**Instruções e requisitos:**
Dê continuidade ao texto sobre o romance entre Heloísa e Abelardo, começando logo depois da última frase apresentada.

--- Trecho do texto ---

Conta-se que, certo dia em Paris, a bela Heloísa, então com 17 anos, passeava com sua criada, Sibyle, pelas ruas da cidade quando se deparou com um grupo de alunos reunidos em torno de Pedro Abelardo, já considerado um dos maiores teólogos de sua época – o século 12. Nessa hora, o chapéu da jovem foi levado pelo vento, indo parar nos pés do professor. Este recolheu a peça e, ao devolvê-la, trocou o primeiro olhar com Heloísa. Foi o ponto de partida de uma trajetória amorosa que teria vastas conseqüências na história da literatura, da teologia e da filosofia.

Heloísa tornou-se discípula de Abelardo e ambos viveram um apaixonado romance, contra a vontade do tio e tutor da jovem, Fulbert. Tiveram um filho, Astrolábio, e se casaram secretamente em Paris, após muita resistência da jovem, que se recusava a se unir ao amado pelo matrimônio. Mas o tutor, inconformado, enviou homens para seqüestrar Abelardo, que foi castrado por eles. Puniram-no por onde pecara, como o teólogo diria mais tarde. Separado da amada, Abelardo se retirou para a vida de estudos, aulas e contemplação na abadia de Saint-Denis. Heloísa também entrou para a vida monástica, em profunda depressão.

--- Extrato de dados ---

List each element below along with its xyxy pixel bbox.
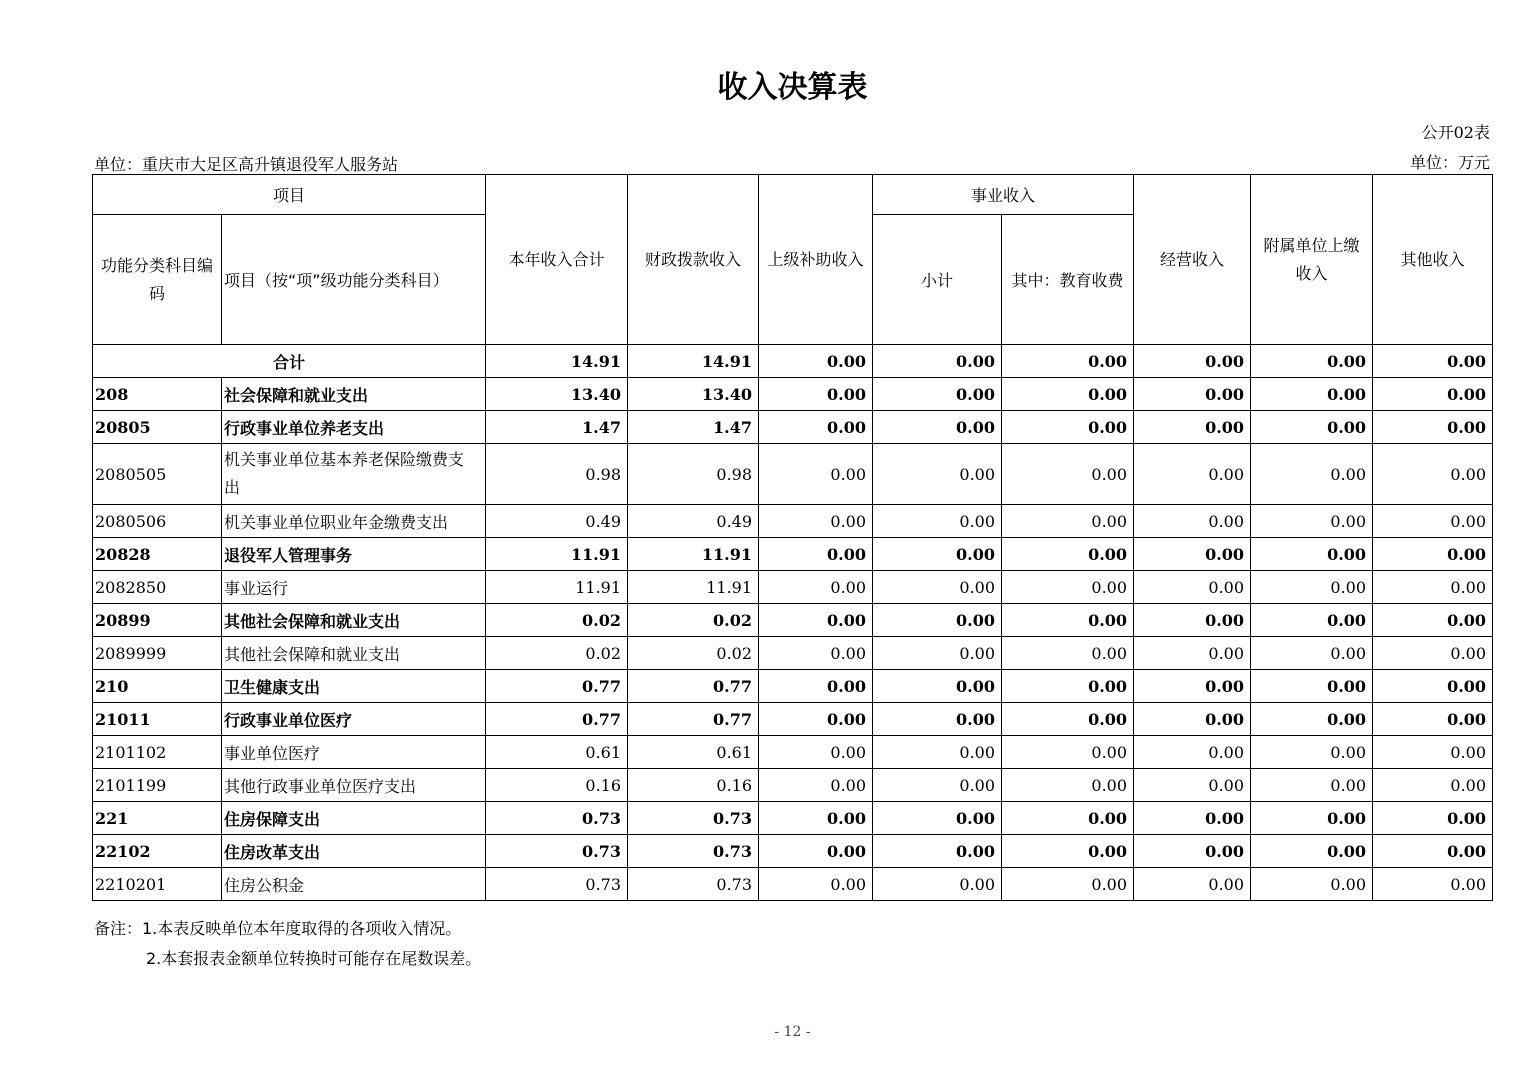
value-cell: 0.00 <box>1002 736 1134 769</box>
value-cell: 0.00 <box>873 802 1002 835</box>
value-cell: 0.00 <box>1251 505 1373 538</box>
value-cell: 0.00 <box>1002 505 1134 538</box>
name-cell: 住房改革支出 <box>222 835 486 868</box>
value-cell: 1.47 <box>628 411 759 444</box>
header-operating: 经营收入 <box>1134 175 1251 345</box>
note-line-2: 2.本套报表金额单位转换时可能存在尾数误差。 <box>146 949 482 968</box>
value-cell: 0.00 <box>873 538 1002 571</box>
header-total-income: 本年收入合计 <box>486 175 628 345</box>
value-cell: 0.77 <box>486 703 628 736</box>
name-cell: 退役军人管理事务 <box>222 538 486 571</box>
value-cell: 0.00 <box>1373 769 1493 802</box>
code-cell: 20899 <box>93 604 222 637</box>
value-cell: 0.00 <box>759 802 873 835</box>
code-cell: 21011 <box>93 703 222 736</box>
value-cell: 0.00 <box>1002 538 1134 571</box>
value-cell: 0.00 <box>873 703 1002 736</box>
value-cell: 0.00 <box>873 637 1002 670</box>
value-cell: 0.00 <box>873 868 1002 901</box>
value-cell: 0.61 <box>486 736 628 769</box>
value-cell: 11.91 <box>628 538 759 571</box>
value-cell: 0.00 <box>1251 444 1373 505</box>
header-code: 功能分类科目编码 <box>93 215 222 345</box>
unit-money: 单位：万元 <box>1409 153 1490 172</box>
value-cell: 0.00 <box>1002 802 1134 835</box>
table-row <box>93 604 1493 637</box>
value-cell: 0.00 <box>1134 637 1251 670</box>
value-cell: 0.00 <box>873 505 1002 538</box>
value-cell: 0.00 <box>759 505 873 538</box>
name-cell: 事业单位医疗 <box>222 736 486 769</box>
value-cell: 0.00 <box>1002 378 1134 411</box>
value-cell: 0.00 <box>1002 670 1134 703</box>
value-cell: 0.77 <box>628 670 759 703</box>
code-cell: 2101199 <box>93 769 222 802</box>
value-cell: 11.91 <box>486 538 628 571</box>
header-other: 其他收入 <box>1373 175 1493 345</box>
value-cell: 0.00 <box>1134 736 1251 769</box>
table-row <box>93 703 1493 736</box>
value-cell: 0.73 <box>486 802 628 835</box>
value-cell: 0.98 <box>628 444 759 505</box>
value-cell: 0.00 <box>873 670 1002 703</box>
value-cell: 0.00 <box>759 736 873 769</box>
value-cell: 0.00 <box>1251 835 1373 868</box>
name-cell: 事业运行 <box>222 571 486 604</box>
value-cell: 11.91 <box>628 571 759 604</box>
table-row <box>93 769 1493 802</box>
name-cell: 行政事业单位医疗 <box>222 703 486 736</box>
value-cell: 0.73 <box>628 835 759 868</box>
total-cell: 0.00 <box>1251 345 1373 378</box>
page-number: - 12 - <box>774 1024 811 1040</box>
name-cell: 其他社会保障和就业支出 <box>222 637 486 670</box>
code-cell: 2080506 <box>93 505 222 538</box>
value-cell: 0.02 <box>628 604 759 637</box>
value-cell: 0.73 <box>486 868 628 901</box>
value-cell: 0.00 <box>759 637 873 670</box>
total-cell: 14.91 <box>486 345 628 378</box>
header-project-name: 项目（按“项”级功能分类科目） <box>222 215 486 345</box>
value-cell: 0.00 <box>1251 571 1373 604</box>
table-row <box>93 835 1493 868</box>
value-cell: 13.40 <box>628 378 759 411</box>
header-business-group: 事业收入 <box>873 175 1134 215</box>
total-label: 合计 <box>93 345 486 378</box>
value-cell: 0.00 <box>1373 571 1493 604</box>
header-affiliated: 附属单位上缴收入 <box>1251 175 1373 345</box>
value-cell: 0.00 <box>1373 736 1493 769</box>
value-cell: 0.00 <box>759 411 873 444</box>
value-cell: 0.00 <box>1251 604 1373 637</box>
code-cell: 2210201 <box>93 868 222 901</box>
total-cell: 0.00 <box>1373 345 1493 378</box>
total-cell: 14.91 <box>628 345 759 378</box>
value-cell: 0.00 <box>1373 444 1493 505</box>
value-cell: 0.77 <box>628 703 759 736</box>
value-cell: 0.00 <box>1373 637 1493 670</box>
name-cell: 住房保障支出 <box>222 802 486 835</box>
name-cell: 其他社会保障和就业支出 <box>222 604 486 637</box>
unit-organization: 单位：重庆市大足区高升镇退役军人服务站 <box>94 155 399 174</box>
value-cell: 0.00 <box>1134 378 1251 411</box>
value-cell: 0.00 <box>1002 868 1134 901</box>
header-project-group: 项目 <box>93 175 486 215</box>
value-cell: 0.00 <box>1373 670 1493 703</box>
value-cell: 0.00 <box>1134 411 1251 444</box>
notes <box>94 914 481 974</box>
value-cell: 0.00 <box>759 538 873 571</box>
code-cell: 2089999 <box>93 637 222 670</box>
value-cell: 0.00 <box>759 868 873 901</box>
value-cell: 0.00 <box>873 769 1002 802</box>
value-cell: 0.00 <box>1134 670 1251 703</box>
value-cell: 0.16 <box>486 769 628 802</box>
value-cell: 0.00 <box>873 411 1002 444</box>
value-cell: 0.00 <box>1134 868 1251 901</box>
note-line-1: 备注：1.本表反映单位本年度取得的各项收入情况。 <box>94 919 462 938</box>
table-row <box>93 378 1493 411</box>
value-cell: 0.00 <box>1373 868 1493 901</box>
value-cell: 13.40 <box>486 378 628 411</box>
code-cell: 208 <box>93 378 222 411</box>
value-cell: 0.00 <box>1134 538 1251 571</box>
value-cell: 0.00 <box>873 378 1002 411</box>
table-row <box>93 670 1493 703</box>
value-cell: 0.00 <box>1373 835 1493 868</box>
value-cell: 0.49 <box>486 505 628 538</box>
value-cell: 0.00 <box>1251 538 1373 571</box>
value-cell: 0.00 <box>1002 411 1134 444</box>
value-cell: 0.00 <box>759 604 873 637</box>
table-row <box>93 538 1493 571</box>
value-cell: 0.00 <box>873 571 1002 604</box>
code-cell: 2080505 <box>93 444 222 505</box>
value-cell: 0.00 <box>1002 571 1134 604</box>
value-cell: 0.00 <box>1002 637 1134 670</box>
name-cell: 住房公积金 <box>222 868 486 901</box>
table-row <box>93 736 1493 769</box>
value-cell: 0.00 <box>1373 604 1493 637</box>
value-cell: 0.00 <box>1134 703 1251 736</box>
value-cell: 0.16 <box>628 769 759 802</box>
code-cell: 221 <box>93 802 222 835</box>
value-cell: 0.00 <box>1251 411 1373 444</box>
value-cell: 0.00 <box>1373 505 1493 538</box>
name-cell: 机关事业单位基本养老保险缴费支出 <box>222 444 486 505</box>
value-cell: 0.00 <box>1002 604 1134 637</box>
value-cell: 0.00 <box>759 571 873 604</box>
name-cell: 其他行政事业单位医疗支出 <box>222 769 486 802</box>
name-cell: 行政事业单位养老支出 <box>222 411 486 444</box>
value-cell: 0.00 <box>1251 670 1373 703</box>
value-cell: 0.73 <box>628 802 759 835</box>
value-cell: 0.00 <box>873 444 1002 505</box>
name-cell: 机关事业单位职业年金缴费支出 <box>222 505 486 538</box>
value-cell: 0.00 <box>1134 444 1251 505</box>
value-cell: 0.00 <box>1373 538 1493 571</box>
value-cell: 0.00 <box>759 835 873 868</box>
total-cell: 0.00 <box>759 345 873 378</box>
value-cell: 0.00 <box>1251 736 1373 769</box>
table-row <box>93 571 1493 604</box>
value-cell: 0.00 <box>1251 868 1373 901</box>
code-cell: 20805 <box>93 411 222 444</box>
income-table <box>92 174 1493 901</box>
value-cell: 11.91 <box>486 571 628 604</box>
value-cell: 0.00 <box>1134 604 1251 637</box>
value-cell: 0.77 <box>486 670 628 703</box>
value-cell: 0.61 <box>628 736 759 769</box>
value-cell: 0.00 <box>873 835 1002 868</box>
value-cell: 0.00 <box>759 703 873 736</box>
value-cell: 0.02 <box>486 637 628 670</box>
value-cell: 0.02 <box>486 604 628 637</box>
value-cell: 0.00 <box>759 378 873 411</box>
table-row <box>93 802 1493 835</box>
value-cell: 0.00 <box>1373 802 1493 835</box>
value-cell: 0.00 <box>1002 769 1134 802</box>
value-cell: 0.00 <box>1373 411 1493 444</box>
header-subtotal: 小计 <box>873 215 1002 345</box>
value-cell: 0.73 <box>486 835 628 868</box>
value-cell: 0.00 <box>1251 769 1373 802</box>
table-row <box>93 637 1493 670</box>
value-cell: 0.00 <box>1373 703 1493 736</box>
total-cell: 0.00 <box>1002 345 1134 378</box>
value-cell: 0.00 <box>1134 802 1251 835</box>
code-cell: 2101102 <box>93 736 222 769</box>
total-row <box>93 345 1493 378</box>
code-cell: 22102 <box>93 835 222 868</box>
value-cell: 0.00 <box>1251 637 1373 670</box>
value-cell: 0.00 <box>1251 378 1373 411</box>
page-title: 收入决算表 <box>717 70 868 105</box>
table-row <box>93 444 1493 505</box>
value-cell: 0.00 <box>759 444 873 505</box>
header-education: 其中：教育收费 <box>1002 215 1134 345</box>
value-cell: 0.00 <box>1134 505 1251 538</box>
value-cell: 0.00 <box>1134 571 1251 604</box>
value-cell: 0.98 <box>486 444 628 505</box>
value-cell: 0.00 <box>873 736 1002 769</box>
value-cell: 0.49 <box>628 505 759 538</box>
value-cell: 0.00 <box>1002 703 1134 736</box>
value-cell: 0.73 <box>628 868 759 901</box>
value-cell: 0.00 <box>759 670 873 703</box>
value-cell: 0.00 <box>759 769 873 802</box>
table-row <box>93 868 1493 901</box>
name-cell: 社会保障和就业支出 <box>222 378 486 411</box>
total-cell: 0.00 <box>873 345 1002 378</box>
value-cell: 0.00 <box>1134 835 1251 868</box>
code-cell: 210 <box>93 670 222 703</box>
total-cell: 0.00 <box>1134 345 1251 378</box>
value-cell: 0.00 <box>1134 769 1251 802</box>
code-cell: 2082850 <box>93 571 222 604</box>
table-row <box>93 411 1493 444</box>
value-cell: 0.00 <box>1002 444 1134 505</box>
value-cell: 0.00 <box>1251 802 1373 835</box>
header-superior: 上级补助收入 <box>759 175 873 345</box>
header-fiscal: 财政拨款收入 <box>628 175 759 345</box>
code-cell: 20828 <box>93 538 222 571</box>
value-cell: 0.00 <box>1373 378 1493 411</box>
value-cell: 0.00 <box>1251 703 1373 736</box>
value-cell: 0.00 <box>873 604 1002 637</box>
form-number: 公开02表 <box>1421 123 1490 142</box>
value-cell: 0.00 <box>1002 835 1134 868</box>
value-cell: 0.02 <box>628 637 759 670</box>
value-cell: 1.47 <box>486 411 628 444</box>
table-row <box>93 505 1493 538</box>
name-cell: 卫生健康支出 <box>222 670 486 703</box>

---
--- Extrato de dados ---

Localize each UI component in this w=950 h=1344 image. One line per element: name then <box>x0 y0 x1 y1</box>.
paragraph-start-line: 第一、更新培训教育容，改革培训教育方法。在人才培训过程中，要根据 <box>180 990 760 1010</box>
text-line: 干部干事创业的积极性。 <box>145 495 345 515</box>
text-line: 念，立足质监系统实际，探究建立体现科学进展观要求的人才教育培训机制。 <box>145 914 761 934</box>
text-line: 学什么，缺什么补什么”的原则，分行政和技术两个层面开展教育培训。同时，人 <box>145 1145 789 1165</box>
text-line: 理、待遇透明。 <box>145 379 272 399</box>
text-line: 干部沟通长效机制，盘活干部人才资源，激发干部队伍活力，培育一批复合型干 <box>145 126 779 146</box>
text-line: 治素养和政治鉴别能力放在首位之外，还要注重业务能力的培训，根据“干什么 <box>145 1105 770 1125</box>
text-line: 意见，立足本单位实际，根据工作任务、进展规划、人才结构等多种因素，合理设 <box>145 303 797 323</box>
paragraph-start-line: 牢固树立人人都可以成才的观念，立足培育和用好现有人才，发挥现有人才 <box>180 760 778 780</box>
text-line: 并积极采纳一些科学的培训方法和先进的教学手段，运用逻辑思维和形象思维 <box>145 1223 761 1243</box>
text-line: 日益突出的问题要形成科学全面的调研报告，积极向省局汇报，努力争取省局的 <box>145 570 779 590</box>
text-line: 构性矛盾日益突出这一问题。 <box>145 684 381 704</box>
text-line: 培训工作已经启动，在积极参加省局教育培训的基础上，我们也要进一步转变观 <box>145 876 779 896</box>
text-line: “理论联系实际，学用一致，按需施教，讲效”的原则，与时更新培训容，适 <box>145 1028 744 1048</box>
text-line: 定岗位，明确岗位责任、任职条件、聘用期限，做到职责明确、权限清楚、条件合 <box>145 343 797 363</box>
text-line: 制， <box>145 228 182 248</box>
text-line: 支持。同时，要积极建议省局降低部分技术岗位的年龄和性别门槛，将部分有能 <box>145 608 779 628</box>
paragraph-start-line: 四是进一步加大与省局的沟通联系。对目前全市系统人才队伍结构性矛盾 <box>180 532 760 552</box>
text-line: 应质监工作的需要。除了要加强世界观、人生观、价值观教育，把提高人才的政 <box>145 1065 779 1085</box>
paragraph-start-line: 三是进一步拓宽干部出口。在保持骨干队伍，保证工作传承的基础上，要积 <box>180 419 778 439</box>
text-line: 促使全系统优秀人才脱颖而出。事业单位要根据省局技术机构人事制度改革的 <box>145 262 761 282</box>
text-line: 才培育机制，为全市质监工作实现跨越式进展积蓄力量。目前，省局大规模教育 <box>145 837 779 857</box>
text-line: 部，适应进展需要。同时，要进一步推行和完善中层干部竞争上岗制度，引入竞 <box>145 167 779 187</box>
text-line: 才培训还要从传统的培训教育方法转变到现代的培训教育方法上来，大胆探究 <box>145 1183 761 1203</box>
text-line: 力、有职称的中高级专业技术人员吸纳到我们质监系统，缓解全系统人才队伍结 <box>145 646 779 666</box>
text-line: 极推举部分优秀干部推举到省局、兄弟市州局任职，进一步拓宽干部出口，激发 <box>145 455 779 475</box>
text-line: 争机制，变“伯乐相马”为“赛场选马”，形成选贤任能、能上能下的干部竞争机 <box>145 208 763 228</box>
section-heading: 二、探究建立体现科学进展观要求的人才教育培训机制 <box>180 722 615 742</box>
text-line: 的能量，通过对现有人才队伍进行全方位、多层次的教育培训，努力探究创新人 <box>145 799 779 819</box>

---

**Resultado do exercício:**
Por muito tempo não mais se falaram. Comunicavam-se apenas através de cartas, nas quais lembravam com nostalgia o grande amor que viveram e discutiam os principais problemas filosóficos e teológicos da época. “Tu sabes a quais torpezas minha paixão desmedida consagrara nossos corpos. Nem o respeito pela decência nem por Deus, mesmo nos dias da Paixão do Senhor ou das maiores solenidades, me retinha de rolar nessa lama”, escreve Abelardo numa de suas epístolas. “Eu, Deus o sabe, eu não teria hesitado em te seguir ou em te preceder no inferno se me tivesses ordenado a fazê-lo. Não era comigo que estava meu coração, mas contigo. E ainda agora, e mais que nunca, se ele não está contigo, não está em parte alguma, pois lhe é impossível ser sem ti”, declara Heloísa (leia ao lado dois exemplos dessa célebre correspondência).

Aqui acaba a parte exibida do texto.